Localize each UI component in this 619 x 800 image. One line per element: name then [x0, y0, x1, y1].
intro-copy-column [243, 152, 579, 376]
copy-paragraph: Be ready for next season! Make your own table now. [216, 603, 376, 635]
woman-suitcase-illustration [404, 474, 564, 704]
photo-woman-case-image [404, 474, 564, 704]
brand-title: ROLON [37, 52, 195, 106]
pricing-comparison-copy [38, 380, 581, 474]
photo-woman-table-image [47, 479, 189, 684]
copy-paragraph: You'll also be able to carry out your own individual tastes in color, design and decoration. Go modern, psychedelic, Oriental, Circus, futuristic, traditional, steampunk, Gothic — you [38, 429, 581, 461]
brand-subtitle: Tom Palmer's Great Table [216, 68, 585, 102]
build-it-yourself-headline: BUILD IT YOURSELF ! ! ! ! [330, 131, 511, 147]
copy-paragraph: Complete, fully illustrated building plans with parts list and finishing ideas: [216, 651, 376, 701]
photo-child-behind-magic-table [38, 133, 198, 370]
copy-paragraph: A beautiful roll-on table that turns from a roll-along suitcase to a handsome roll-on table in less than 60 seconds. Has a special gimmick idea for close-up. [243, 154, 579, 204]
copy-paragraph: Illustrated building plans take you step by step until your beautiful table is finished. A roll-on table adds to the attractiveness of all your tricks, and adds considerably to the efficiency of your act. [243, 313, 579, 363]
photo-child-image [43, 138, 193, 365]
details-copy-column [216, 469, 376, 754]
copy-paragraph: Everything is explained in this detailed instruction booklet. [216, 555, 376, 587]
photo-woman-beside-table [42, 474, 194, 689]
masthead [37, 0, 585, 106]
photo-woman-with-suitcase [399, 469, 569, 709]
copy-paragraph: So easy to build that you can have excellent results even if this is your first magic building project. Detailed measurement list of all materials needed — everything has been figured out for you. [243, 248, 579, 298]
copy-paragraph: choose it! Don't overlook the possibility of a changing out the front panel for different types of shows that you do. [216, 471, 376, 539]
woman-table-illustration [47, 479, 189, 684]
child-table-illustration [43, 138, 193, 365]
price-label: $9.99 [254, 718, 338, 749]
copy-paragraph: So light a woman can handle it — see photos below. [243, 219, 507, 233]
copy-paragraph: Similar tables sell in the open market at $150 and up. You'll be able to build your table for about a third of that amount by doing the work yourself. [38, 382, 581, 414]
• • • • •
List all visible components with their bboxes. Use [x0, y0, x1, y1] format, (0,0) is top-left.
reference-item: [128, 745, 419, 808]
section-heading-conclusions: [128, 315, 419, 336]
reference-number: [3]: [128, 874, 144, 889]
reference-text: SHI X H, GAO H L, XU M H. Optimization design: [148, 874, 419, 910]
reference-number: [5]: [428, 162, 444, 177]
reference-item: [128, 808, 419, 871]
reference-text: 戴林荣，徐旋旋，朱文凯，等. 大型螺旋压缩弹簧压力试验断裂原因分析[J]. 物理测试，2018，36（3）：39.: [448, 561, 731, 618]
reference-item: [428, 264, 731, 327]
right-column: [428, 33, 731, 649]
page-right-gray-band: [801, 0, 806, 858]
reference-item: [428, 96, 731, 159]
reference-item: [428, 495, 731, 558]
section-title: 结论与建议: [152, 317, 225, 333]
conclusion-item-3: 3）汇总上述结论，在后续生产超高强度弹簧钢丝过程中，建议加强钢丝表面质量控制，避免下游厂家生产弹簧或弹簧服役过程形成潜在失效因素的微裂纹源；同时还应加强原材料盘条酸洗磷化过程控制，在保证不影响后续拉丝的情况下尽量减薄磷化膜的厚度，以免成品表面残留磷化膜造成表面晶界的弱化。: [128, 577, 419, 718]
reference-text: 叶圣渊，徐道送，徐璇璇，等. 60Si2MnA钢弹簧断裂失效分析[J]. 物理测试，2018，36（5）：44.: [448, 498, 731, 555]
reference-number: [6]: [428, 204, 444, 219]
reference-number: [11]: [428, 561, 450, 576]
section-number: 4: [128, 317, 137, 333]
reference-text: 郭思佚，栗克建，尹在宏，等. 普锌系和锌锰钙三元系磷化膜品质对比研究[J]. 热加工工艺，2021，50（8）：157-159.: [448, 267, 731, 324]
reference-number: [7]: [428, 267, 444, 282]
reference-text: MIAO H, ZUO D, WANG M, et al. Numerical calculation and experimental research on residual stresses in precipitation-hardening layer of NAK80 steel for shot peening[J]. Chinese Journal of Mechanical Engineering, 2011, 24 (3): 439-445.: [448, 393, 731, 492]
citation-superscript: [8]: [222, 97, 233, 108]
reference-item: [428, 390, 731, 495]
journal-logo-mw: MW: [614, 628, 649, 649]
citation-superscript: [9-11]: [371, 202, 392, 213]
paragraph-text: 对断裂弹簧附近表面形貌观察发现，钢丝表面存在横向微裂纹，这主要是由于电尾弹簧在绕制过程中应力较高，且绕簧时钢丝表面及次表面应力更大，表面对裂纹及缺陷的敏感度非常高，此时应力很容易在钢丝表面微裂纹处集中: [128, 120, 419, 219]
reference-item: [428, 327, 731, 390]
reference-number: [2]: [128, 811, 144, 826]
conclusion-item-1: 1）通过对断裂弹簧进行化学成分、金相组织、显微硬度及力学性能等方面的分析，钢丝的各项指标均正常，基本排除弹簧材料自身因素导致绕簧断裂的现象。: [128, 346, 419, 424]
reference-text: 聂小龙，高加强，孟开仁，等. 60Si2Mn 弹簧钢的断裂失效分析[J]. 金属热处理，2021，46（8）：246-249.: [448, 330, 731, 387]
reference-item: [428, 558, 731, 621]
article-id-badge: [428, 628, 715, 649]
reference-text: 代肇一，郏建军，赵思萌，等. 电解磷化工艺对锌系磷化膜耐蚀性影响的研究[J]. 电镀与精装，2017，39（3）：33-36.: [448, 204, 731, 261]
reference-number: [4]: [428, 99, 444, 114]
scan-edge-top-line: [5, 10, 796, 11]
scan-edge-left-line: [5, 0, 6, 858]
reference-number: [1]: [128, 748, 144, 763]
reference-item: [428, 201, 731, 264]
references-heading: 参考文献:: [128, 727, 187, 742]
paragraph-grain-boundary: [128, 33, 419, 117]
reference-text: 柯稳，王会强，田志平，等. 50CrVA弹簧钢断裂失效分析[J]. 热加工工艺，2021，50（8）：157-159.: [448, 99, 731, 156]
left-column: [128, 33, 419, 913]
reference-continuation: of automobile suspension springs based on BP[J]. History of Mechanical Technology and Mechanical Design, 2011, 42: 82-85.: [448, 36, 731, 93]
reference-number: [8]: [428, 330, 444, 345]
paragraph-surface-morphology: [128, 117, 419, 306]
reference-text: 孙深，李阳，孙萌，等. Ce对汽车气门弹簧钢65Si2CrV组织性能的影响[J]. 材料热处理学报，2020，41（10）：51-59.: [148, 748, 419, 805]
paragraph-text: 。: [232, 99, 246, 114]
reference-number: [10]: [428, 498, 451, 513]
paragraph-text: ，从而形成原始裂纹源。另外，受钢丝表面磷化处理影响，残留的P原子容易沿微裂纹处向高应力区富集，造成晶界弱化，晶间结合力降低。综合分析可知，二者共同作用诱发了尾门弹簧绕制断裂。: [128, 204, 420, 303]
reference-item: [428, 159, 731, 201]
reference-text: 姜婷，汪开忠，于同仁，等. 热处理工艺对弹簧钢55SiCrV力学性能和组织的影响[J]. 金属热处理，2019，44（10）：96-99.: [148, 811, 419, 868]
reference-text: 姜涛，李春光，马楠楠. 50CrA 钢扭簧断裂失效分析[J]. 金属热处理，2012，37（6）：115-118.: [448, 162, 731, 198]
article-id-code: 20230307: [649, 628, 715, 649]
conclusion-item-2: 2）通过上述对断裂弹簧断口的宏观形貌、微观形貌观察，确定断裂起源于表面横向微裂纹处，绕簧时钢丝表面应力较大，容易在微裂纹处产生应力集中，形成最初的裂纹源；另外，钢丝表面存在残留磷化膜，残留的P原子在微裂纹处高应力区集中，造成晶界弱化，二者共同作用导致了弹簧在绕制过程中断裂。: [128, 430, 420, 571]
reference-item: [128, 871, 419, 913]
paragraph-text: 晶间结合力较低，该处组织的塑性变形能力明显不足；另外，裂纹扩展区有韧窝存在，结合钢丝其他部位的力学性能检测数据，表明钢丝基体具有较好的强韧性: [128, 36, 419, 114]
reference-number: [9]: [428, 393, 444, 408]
• • • • •
▶ [DIRECTIONS] From the line with "Localize each UI" to the line with "woman-suitcase-illustration [404, 474, 564, 704]" in the data above, present those lines as a Markdown table with the columns Row and Line, omitting any blank lines.

▶ [CORRECT RESULT]
| Row | Line |
|---|---|
| 1 | Localize each UI component in this 619 x 800 image. One line per element: name then [x0, y0, x1, y1]. |
| 2 | intro-copy-column [243, 152, 579, 376] |
| 3 | copy-paragraph: Be ready for next season! Make your own table now. [216, 603, 376, 635] |
| 4 | woman-suitcase-illustration [404, 474, 564, 704] |